* _Exercise materials_:
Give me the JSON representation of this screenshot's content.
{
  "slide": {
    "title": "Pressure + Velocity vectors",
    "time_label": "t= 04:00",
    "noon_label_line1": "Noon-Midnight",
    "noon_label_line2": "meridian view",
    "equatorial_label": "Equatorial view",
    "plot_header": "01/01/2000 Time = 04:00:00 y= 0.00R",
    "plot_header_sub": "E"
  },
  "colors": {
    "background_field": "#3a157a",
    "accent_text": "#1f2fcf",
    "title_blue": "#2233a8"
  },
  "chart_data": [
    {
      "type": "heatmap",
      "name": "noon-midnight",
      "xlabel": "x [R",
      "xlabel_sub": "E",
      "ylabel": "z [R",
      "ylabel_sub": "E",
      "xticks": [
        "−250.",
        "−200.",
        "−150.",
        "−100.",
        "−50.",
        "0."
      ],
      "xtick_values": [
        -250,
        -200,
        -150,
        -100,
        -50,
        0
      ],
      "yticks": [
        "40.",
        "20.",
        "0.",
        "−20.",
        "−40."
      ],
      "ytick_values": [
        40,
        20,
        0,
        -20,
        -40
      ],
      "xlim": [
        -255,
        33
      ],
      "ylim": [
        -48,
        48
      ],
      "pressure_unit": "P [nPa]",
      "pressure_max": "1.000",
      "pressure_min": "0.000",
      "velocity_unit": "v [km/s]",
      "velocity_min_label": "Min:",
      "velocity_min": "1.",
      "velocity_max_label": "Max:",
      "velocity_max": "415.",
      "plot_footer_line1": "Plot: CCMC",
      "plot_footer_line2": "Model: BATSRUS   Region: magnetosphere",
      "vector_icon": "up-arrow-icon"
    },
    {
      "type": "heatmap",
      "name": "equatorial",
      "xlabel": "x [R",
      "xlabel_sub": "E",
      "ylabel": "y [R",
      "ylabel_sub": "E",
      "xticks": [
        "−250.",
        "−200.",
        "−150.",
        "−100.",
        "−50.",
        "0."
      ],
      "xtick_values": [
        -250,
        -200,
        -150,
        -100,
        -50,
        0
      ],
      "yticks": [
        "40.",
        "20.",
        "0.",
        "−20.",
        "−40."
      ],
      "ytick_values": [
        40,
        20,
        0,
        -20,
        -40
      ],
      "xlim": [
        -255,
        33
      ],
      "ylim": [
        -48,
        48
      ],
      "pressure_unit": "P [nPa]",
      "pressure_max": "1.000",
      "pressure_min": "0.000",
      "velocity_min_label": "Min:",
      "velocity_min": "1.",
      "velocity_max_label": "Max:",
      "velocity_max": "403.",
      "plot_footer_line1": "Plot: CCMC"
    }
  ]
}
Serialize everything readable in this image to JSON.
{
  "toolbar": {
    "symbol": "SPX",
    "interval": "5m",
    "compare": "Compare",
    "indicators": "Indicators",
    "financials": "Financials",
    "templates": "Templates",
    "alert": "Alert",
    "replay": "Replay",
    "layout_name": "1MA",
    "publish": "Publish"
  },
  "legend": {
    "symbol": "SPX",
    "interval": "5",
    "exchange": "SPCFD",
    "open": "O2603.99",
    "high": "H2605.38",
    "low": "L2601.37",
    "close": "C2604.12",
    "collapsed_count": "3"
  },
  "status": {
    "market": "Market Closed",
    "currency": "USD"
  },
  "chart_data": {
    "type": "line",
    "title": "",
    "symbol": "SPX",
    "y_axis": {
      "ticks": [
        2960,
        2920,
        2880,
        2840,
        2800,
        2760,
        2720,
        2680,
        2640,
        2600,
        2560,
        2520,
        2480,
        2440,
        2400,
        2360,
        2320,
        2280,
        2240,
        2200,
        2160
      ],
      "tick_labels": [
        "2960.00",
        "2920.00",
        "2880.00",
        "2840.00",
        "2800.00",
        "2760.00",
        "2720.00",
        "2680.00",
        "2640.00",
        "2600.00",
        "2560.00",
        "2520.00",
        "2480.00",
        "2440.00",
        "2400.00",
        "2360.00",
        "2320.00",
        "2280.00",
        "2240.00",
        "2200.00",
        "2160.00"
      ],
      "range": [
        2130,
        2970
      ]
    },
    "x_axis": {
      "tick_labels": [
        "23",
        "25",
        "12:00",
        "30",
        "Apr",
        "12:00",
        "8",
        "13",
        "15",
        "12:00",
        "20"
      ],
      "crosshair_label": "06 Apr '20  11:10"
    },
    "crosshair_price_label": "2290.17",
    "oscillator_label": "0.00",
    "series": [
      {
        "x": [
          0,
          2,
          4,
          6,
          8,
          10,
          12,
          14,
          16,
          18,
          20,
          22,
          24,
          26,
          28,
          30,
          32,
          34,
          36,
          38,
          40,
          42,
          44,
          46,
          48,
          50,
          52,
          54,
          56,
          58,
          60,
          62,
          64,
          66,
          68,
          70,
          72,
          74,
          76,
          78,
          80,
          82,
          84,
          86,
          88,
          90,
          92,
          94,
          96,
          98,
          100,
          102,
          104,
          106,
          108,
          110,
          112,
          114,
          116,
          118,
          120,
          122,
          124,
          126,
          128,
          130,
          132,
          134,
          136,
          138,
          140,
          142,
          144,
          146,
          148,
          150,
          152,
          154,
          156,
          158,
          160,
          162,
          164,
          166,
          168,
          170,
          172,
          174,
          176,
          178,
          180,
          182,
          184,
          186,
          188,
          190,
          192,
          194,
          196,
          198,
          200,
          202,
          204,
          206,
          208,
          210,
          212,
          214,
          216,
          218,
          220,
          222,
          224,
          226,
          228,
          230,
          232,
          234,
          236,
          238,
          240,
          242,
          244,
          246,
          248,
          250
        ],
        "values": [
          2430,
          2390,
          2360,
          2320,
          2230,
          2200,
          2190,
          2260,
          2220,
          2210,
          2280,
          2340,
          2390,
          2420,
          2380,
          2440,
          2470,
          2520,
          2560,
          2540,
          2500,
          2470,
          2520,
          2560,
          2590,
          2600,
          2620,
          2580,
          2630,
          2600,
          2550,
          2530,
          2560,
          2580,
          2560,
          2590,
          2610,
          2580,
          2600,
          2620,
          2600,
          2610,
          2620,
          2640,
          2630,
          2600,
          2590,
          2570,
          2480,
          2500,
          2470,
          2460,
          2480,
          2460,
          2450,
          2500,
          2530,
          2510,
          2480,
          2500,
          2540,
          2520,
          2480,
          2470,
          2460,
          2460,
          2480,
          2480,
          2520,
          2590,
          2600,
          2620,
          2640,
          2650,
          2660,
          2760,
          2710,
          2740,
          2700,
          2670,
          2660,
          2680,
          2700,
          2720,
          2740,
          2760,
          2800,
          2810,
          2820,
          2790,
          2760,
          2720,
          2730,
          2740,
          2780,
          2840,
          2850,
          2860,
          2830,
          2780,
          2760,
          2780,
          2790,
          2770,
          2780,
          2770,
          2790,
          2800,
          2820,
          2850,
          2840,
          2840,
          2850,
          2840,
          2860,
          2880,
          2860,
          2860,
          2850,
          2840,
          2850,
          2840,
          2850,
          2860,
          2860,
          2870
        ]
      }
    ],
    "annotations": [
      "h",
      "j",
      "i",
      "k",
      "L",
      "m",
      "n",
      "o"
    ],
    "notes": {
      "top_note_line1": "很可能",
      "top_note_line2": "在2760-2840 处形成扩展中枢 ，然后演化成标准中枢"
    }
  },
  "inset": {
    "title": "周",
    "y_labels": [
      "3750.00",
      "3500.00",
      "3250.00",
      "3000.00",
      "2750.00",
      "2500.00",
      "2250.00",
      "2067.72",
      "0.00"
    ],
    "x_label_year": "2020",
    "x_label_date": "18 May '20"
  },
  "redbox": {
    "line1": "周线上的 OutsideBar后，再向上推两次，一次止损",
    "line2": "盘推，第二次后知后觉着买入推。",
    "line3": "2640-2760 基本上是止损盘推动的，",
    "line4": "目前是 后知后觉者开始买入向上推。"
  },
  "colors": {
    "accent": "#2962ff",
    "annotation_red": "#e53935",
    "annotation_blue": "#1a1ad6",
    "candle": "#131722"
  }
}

* _Aim_:
Every line in the data above that contains "CCMC" needs to be copied.

* _Solution for this task_:
      "plot_footer_line1": "Plot: CCMC",
      "plot_footer_line1": "Plot: CCMC"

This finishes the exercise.